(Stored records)

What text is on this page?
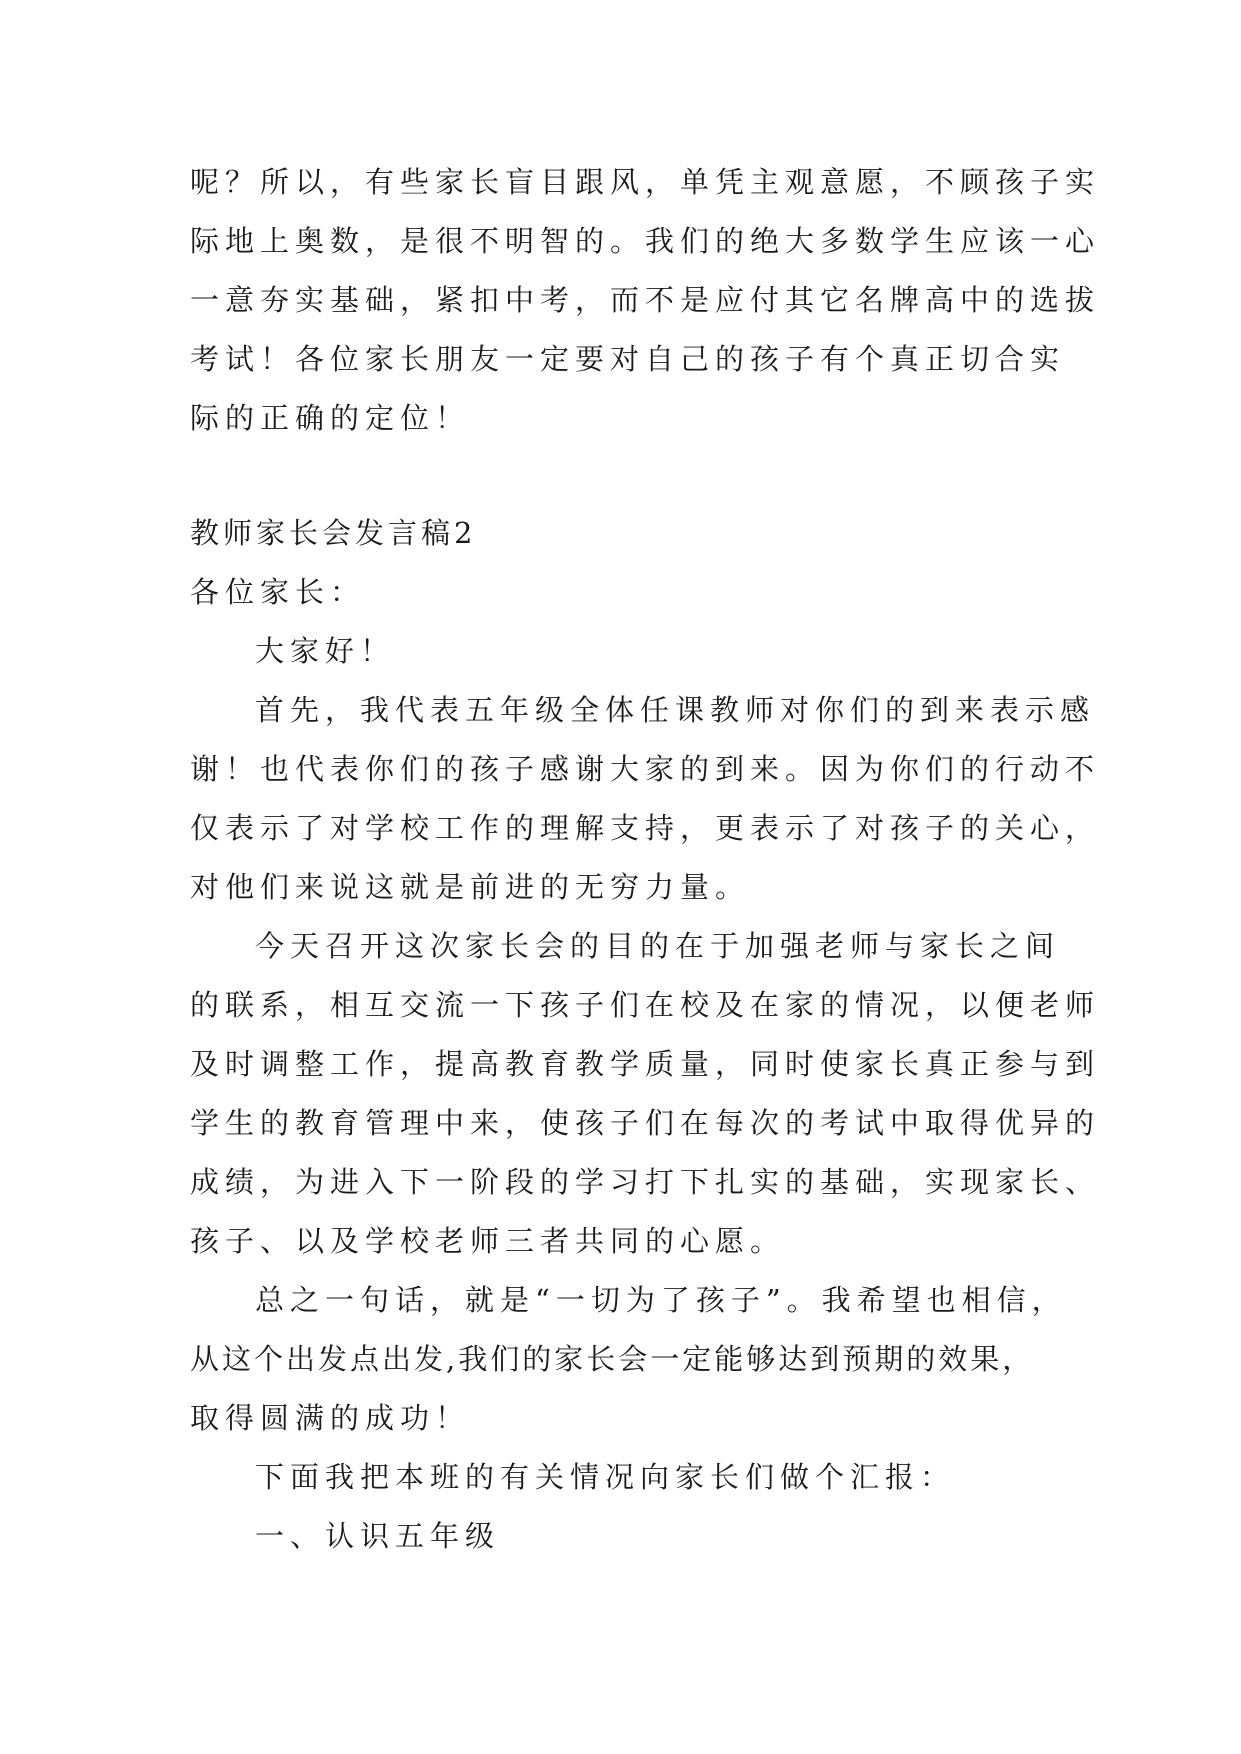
呢？所以，有些家长盲目跟风，单凭主观意愿，不顾孩子实
际地上奥数，是很不明智的。我们的绝大多数学生应该一心
一意夯实基础，紧扣中考，而不是应付其它名牌高中的选拔
考试！各位家长朋友一定要对自己的孩子有个真正切合实
际的正确的定位！
教师家长会发言稿2
各位家长：
大家好！
首先，我代表五年级全体任课教师对你们的到来表示感
谢！也代表你们的孩子感谢大家的到来。因为你们的行动不
仅表示了对学校工作的理解支持，更表示了对孩子的关心，
对他们来说这就是前进的无穷力量。
今天召开这次家长会的目的在于加强老师与家长之间
的联系，相互交流一下孩子们在校及在家的情况，以便老师
及时调整工作，提高教育教学质量，同时使家长真正参与到
学生的教育管理中来，使孩子们在每次的考试中取得优异的
成绩，为进入下一阶段的学习打下扎实的基础，实现家长、
孩子、以及学校老师三者共同的心愿。
总之一句话，就是“一切为了孩子”。我希望也相信，
从这个出发点出发,我们的家长会一定能够达到预期的效果，
取得圆满的成功！
下面我把本班的有关情况向家长们做个汇报：
一、认识五年级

» Exercise
Repeat the records word for word. Any picture in them should be left out.

» Solution to this task
What text is on this page?
呢？所以，有些家长盲目跟风，单凭主观意愿，不顾孩子实
际地上奥数，是很不明智的。我们的绝大多数学生应该一心
一意夯实基础，紧扣中考，而不是应付其它名牌高中的选拔
考试！各位家长朋友一定要对自己的孩子有个真正切合实
际的正确的定位！
教师家长会发言稿2
各位家长：
大家好！
首先，我代表五年级全体任课教师对你们的到来表示感
谢！也代表你们的孩子感谢大家的到来。因为你们的行动不
仅表示了对学校工作的理解支持，更表示了对孩子的关心，
对他们来说这就是前进的无穷力量。
今天召开这次家长会的目的在于加强老师与家长之间
的联系，相互交流一下孩子们在校及在家的情况，以便老师
及时调整工作，提高教育教学质量，同时使家长真正参与到
学生的教育管理中来，使孩子们在每次的考试中取得优异的
成绩，为进入下一阶段的学习打下扎实的基础，实现家长、
孩子、以及学校老师三者共同的心愿。
总之一句话，就是“一切为了孩子”。我希望也相信，
从这个出发点出发,我们的家长会一定能够达到预期的效果，
取得圆满的成功！
下面我把本班的有关情况向家长们做个汇报：
一、认识五年级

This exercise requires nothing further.